**INSTRUCTIONS FOR THE TASK**
Leaving the pictures aside, transcribe every line below exactly.

Entries from a visual dataset:
──────

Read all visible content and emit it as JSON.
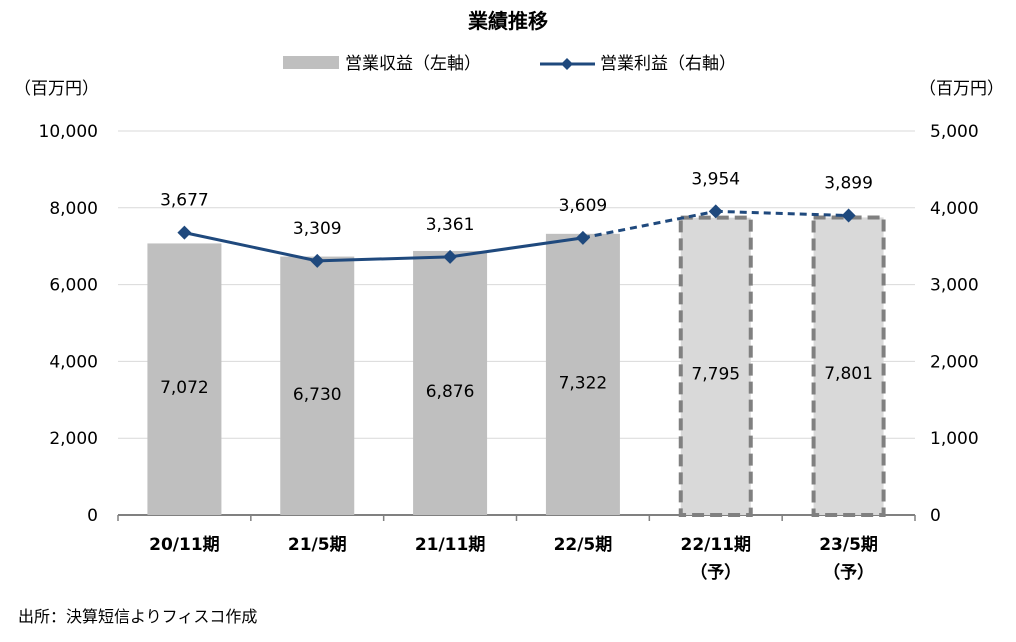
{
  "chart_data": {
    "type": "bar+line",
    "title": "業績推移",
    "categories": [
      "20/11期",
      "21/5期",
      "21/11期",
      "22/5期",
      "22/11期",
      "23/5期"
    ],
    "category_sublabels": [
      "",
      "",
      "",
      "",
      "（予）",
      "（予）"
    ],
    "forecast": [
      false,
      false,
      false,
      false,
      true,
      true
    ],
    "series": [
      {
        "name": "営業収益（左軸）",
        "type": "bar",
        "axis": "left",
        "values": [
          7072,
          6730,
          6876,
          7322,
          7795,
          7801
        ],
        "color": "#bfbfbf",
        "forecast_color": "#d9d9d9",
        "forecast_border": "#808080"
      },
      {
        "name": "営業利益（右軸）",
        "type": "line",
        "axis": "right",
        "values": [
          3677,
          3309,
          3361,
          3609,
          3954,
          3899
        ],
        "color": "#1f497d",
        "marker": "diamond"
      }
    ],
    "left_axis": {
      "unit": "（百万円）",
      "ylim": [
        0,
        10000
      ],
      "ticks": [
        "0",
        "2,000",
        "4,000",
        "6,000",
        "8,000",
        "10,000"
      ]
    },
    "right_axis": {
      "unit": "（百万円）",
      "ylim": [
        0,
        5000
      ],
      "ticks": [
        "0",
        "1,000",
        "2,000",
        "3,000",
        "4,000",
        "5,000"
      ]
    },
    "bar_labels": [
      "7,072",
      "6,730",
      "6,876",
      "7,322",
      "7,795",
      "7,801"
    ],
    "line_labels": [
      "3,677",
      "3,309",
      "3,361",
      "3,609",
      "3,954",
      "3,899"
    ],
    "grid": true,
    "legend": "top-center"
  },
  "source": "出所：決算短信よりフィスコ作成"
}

──────

**RESULT OF THIS EXERCISE**
Read all visible content and emit it as JSON.
{
  "chart_data": {
    "type": "bar+line",
    "title": "業績推移",
    "categories": [
      "20/11期",
      "21/5期",
      "21/11期",
      "22/5期",
      "22/11期",
      "23/5期"
    ],
    "category_sublabels": [
      "",
      "",
      "",
      "",
      "（予）",
      "（予）"
    ],
    "forecast": [
      false,
      false,
      false,
      false,
      true,
      true
    ],
    "series": [
      {
        "name": "営業収益（左軸）",
        "type": "bar",
        "axis": "left",
        "values": [
          7072,
          6730,
          6876,
          7322,
          7795,
          7801
        ],
        "color": "#bfbfbf",
        "forecast_color": "#d9d9d9",
        "forecast_border": "#808080"
      },
      {
        "name": "営業利益（右軸）",
        "type": "line",
        "axis": "right",
        "values": [
          3677,
          3309,
          3361,
          3609,
          3954,
          3899
        ],
        "color": "#1f497d",
        "marker": "diamond"
      }
    ],
    "left_axis": {
      "unit": "（百万円）",
      "ylim": [
        0,
        10000
      ],
      "ticks": [
        "0",
        "2,000",
        "4,000",
        "6,000",
        "8,000",
        "10,000"
      ]
    },
    "right_axis": {
      "unit": "（百万円）",
      "ylim": [
        0,
        5000
      ],
      "ticks": [
        "0",
        "1,000",
        "2,000",
        "3,000",
        "4,000",
        "5,000"
      ]
    },
    "bar_labels": [
      "7,072",
      "6,730",
      "6,876",
      "7,322",
      "7,795",
      "7,801"
    ],
    "line_labels": [
      "3,677",
      "3,309",
      "3,361",
      "3,609",
      "3,954",
      "3,899"
    ],
    "grid": true,
    "legend": "top-center"
  },
  "source": "出所：決算短信よりフィスコ作成"
}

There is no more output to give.